> _Directions_:
Transcribe the records below exactly.

> _Input material_:
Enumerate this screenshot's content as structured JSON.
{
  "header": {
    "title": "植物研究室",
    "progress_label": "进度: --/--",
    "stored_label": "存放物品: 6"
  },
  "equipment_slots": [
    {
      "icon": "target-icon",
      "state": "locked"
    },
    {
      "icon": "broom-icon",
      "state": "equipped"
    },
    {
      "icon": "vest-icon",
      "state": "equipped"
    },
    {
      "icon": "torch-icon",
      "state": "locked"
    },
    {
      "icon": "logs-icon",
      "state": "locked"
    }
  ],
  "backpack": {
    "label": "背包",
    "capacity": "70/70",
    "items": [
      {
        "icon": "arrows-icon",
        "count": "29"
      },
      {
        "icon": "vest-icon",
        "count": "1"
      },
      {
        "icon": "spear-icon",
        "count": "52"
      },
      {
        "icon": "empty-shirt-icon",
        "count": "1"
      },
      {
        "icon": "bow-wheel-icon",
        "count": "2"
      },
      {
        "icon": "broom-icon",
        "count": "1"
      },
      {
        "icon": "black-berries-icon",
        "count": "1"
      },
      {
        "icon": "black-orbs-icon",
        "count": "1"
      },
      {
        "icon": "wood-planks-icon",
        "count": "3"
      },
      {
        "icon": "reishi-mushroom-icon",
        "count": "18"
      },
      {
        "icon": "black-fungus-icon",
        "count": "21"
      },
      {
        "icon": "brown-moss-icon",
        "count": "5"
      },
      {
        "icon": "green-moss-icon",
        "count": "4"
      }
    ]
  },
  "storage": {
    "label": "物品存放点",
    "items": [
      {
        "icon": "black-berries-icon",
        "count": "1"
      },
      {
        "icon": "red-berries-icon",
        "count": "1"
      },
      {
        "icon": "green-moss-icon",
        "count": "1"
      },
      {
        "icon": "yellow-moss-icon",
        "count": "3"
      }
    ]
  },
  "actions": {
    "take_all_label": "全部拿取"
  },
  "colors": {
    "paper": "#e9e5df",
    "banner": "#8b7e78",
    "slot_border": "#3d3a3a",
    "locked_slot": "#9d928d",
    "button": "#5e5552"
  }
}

> _The answer_:
Enumerate this screenshot's content as structured JSON.
{
  "header": {
    "title": "植物研究室",
    "progress_label": "进度: --/--",
    "stored_label": "存放物品: 6"
  },
  "equipment_slots": [
    {
      "icon": "target-icon",
      "state": "locked"
    },
    {
      "icon": "broom-icon",
      "state": "equipped"
    },
    {
      "icon": "vest-icon",
      "state": "equipped"
    },
    {
      "icon": "torch-icon",
      "state": "locked"
    },
    {
      "icon": "logs-icon",
      "state": "locked"
    }
  ],
  "backpack": {
    "label": "背包",
    "capacity": "70/70",
    "items": [
      {
        "icon": "arrows-icon",
        "count": "29"
      },
      {
        "icon": "vest-icon",
        "count": "1"
      },
      {
        "icon": "spear-icon",
        "count": "52"
      },
      {
        "icon": "empty-shirt-icon",
        "count": "1"
      },
      {
        "icon": "bow-wheel-icon",
        "count": "2"
      },
      {
        "icon": "broom-icon",
        "count": "1"
      },
      {
        "icon": "black-berries-icon",
        "count": "1"
      },
      {
        "icon": "black-orbs-icon",
        "count": "1"
      },
      {
        "icon": "wood-planks-icon",
        "count": "3"
      },
      {
        "icon": "reishi-mushroom-icon",
        "count": "18"
      },
      {
        "icon": "black-fungus-icon",
        "count": "21"
      },
      {
        "icon": "brown-moss-icon",
        "count": "5"
      },
      {
        "icon": "green-moss-icon",
        "count": "4"
      }
    ]
  },
  "storage": {
    "label": "物品存放点",
    "items": [
      {
        "icon": "black-berries-icon",
        "count": "1"
      },
      {
        "icon": "red-berries-icon",
        "count": "1"
      },
      {
        "icon": "green-moss-icon",
        "count": "1"
      },
      {
        "icon": "yellow-moss-icon",
        "count": "3"
      }
    ]
  },
  "actions": {
    "take_all_label": "全部拿取"
  },
  "colors": {
    "paper": "#e9e5df",
    "banner": "#8b7e78",
    "slot_border": "#3d3a3a",
    "locked_slot": "#9d928d",
    "button": "#5e5552"
  }
}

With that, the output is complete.